--- Start Data ---

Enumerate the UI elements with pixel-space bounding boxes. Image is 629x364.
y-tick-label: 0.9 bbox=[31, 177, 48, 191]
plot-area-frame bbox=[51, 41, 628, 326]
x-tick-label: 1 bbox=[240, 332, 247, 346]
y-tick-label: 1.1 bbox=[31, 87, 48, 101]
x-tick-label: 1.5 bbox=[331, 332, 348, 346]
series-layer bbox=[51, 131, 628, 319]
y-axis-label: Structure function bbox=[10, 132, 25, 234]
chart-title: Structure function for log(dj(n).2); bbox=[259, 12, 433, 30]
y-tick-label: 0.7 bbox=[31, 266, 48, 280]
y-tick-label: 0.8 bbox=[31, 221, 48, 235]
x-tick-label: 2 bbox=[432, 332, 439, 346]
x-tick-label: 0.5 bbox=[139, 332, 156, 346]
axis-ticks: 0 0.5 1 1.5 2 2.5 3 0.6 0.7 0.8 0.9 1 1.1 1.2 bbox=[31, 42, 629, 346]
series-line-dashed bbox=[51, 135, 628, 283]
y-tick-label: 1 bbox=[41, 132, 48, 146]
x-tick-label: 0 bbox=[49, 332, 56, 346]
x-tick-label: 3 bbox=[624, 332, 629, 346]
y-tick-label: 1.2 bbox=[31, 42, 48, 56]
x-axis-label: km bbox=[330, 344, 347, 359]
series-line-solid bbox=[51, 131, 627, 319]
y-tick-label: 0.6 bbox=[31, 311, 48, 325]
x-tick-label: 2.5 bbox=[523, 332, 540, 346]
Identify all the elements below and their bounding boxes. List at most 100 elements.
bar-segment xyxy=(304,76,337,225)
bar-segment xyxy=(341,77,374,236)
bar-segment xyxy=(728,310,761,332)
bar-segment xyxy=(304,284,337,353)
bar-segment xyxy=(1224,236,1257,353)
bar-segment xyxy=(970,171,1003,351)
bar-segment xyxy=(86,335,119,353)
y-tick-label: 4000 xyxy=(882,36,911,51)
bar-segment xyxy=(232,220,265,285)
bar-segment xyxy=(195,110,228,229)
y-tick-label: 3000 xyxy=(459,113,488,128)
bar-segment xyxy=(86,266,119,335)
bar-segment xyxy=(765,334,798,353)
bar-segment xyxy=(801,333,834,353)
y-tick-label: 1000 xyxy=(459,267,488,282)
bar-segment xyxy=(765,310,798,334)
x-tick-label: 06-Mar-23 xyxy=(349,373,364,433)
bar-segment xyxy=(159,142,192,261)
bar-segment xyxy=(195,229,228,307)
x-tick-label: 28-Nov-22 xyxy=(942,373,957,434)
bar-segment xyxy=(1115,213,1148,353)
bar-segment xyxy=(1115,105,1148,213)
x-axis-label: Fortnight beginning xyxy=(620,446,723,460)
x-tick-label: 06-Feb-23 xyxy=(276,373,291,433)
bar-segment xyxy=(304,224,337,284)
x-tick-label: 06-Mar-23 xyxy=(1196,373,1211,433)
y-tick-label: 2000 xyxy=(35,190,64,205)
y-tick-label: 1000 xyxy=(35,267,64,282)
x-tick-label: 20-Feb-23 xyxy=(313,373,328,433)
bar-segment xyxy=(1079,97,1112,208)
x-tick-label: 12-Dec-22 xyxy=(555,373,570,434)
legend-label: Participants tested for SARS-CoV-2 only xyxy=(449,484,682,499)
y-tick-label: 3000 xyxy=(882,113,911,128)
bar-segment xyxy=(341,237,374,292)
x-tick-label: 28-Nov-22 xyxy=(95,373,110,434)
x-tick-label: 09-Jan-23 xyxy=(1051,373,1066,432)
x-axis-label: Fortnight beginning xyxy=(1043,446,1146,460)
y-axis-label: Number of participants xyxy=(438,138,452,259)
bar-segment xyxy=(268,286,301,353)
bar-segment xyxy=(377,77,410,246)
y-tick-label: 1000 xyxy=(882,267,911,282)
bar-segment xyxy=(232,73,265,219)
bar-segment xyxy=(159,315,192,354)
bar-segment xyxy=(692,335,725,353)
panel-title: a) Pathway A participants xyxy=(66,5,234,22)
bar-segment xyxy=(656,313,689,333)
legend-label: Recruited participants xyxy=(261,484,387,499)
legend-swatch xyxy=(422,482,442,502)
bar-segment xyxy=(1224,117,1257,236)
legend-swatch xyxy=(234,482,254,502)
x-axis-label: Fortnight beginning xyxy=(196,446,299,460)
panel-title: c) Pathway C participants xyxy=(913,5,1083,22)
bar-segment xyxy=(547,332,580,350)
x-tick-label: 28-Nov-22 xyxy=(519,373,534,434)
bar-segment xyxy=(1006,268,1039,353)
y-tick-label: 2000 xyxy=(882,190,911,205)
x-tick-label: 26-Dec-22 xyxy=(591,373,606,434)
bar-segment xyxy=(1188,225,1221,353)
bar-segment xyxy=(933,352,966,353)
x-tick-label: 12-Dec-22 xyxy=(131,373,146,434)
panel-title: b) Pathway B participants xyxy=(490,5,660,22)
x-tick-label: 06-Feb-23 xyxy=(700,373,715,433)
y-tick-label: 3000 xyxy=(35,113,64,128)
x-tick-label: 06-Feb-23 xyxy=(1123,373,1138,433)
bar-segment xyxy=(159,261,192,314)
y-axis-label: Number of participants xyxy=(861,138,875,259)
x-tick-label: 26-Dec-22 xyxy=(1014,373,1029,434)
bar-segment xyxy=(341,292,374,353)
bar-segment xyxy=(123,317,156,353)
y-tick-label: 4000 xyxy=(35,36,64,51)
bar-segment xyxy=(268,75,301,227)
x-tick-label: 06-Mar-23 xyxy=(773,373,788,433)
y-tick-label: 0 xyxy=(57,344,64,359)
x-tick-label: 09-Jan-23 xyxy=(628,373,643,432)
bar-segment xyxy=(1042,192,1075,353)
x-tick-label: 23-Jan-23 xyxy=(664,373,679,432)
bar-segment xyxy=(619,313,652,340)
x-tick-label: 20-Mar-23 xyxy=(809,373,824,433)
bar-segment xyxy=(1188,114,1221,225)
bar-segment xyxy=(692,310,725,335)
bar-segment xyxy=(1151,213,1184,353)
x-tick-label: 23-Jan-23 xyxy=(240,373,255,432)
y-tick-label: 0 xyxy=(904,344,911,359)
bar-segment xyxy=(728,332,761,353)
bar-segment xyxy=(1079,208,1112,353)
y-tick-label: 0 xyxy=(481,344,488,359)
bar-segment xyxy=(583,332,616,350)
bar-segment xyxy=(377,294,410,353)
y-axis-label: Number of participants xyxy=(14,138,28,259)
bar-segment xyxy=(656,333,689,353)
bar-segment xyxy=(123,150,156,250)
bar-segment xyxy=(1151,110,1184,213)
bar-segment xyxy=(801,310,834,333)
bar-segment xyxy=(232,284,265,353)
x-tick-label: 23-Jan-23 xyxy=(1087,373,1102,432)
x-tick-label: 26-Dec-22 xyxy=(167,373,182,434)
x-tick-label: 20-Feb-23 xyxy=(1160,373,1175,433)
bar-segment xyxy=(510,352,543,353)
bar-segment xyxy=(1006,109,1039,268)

--- End Data ---

Reproduce the items word for word, starting at the first line and ending at the line that contains "bar-segment xyxy=(801,333,834,353)", with both of those lines included.

Enumerate the UI elements with pixel-space bounding boxes. Image is 629x364.
y-tick-label: 0.9 bbox=[31, 177, 48, 191]
plot-area-frame bbox=[51, 41, 628, 326]
x-tick-label: 1 bbox=[240, 332, 247, 346]
y-tick-label: 1.1 bbox=[31, 87, 48, 101]
x-tick-label: 1.5 bbox=[331, 332, 348, 346]
series-layer bbox=[51, 131, 628, 319]
y-axis-label: Structure function bbox=[10, 132, 25, 234]
chart-title: Structure function for log(dj(n).2); bbox=[259, 12, 433, 30]
y-tick-label: 0.7 bbox=[31, 266, 48, 280]
y-tick-label: 0.8 bbox=[31, 221, 48, 235]
x-tick-label: 2 bbox=[432, 332, 439, 346]
x-tick-label: 0.5 bbox=[139, 332, 156, 346]
axis-ticks: 0 0.5 1 1.5 2 2.5 3 0.6 0.7 0.8 0.9 1 1.1 1.2 bbox=[31, 42, 629, 346]
series-line-dashed bbox=[51, 135, 628, 283]
y-tick-label: 1 bbox=[41, 132, 48, 146]
x-tick-label: 0 bbox=[49, 332, 56, 346]
x-tick-label: 3 bbox=[624, 332, 629, 346]
y-tick-label: 1.2 bbox=[31, 42, 48, 56]
x-axis-label: km bbox=[330, 344, 347, 359]
series-line-solid bbox=[51, 131, 627, 319]
y-tick-label: 0.6 bbox=[31, 311, 48, 325]
x-tick-label: 2.5 bbox=[523, 332, 540, 346]
Identify all the elements below and their bounding boxes. List at most 100 elements.
bar-segment xyxy=(304,76,337,225)
bar-segment xyxy=(341,77,374,236)
bar-segment xyxy=(728,310,761,332)
bar-segment xyxy=(304,284,337,353)
bar-segment xyxy=(1224,236,1257,353)
bar-segment xyxy=(970,171,1003,351)
bar-segment xyxy=(86,335,119,353)
y-tick-label: 4000 xyxy=(882,36,911,51)
bar-segment xyxy=(232,220,265,285)
bar-segment xyxy=(195,110,228,229)
y-tick-label: 3000 xyxy=(459,113,488,128)
bar-segment xyxy=(86,266,119,335)
bar-segment xyxy=(765,334,798,353)
bar-segment xyxy=(801,333,834,353)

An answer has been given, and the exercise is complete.